-- Set task --
Write each record again exactly as it stands.

Figure dataset records:
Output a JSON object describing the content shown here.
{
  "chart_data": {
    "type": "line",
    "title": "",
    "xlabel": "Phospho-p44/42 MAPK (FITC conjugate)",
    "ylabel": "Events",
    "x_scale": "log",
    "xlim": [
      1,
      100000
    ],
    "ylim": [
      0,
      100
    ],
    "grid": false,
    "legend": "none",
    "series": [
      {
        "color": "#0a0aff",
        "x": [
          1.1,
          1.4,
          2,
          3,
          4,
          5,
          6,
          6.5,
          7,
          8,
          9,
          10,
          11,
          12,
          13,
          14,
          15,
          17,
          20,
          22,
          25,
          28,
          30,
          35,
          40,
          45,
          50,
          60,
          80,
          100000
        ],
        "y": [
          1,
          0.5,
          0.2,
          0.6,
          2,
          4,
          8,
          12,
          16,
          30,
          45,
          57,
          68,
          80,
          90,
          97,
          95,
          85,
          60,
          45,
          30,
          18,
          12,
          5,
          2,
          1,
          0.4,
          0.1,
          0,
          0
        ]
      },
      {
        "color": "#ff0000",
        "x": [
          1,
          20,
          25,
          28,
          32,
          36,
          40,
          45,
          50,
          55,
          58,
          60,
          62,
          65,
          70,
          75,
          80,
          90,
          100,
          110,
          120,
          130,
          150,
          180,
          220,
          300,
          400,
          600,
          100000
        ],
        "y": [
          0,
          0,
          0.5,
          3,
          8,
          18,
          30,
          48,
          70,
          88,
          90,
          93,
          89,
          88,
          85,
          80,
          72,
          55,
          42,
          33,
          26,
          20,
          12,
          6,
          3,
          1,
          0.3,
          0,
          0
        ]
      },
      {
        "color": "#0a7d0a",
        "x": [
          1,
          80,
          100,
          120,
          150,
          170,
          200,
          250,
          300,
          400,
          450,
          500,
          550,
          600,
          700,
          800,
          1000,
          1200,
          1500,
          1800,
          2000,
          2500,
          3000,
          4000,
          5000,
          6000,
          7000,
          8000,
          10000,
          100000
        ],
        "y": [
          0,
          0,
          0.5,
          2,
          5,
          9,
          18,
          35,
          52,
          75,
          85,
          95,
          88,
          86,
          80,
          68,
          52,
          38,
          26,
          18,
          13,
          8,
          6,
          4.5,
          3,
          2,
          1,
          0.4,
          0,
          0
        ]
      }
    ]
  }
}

-- Solution to the problem --
Output a JSON object describing the content shown here.
{
  "chart_data": {
    "type": "line",
    "title": "",
    "xlabel": "Phospho-p44/42 MAPK (FITC conjugate)",
    "ylabel": "Events",
    "x_scale": "log",
    "xlim": [
      1,
      100000
    ],
    "ylim": [
      0,
      100
    ],
    "grid": false,
    "legend": "none",
    "series": [
      {
        "color": "#0a0aff",
        "x": [
          1.1,
          1.4,
          2,
          3,
          4,
          5,
          6,
          6.5,
          7,
          8,
          9,
          10,
          11,
          12,
          13,
          14,
          15,
          17,
          20,
          22,
          25,
          28,
          30,
          35,
          40,
          45,
          50,
          60,
          80,
          100000
        ],
        "y": [
          1,
          0.5,
          0.2,
          0.6,
          2,
          4,
          8,
          12,
          16,
          30,
          45,
          57,
          68,
          80,
          90,
          97,
          95,
          85,
          60,
          45,
          30,
          18,
          12,
          5,
          2,
          1,
          0.4,
          0.1,
          0,
          0
        ]
      },
      {
        "color": "#ff0000",
        "x": [
          1,
          20,
          25,
          28,
          32,
          36,
          40,
          45,
          50,
          55,
          58,
          60,
          62,
          65,
          70,
          75,
          80,
          90,
          100,
          110,
          120,
          130,
          150,
          180,
          220,
          300,
          400,
          600,
          100000
        ],
        "y": [
          0,
          0,
          0.5,
          3,
          8,
          18,
          30,
          48,
          70,
          88,
          90,
          93,
          89,
          88,
          85,
          80,
          72,
          55,
          42,
          33,
          26,
          20,
          12,
          6,
          3,
          1,
          0.3,
          0,
          0
        ]
      },
      {
        "color": "#0a7d0a",
        "x": [
          1,
          80,
          100,
          120,
          150,
          170,
          200,
          250,
          300,
          400,
          450,
          500,
          550,
          600,
          700,
          800,
          1000,
          1200,
          1500,
          1800,
          2000,
          2500,
          3000,
          4000,
          5000,
          6000,
          7000,
          8000,
          10000,
          100000
        ],
        "y": [
          0,
          0,
          0.5,
          2,
          5,
          9,
          18,
          35,
          52,
          75,
          85,
          95,
          88,
          86,
          80,
          68,
          52,
          38,
          26,
          18,
          13,
          8,
          6,
          4.5,
          3,
          2,
          1,
          0.4,
          0,
          0
        ]
      }
    ]
  }
}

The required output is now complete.